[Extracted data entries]

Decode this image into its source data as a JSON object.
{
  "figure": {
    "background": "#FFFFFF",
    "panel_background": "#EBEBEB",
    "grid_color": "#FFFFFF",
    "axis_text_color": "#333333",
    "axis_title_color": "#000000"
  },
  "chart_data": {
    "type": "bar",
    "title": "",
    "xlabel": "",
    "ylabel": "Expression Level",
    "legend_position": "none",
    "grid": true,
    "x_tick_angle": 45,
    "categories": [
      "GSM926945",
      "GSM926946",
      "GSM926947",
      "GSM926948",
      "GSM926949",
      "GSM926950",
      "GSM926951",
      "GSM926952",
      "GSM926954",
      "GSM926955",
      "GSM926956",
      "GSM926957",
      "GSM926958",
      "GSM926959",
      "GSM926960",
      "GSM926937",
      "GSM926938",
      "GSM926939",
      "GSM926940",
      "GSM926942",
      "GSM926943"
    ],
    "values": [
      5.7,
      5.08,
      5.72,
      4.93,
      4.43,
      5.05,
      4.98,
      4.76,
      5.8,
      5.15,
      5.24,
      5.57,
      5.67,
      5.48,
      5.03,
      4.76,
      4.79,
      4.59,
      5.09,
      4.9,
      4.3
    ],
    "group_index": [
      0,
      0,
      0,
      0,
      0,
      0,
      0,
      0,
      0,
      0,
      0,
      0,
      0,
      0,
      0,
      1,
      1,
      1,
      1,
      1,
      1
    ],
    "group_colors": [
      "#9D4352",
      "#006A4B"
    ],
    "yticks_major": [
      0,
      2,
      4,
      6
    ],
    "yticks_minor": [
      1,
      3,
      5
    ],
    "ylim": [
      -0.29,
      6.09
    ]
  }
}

### Short task
Transcribe every entry exactly.

### Worked answer
Decode this image into its source data as a JSON object.
{
  "figure": {
    "background": "#FFFFFF",
    "panel_background": "#EBEBEB",
    "grid_color": "#FFFFFF",
    "axis_text_color": "#333333",
    "axis_title_color": "#000000"
  },
  "chart_data": {
    "type": "bar",
    "title": "",
    "xlabel": "",
    "ylabel": "Expression Level",
    "legend_position": "none",
    "grid": true,
    "x_tick_angle": 45,
    "categories": [
      "GSM926945",
      "GSM926946",
      "GSM926947",
      "GSM926948",
      "GSM926949",
      "GSM926950",
      "GSM926951",
      "GSM926952",
      "GSM926954",
      "GSM926955",
      "GSM926956",
      "GSM926957",
      "GSM926958",
      "GSM926959",
      "GSM926960",
      "GSM926937",
      "GSM926938",
      "GSM926939",
      "GSM926940",
      "GSM926942",
      "GSM926943"
    ],
    "values": [
      5.7,
      5.08,
      5.72,
      4.93,
      4.43,
      5.05,
      4.98,
      4.76,
      5.8,
      5.15,
      5.24,
      5.57,
      5.67,
      5.48,
      5.03,
      4.76,
      4.79,
      4.59,
      5.09,
      4.9,
      4.3
    ],
    "group_index": [
      0,
      0,
      0,
      0,
      0,
      0,
      0,
      0,
      0,
      0,
      0,
      0,
      0,
      0,
      0,
      1,
      1,
      1,
      1,
      1,
      1
    ],
    "group_colors": [
      "#9D4352",
      "#006A4B"
    ],
    "yticks_major": [
      0,
      2,
      4,
      6
    ],
    "yticks_minor": [
      1,
      3,
      5
    ],
    "ylim": [
      -0.29,
      6.09
    ]
  }
}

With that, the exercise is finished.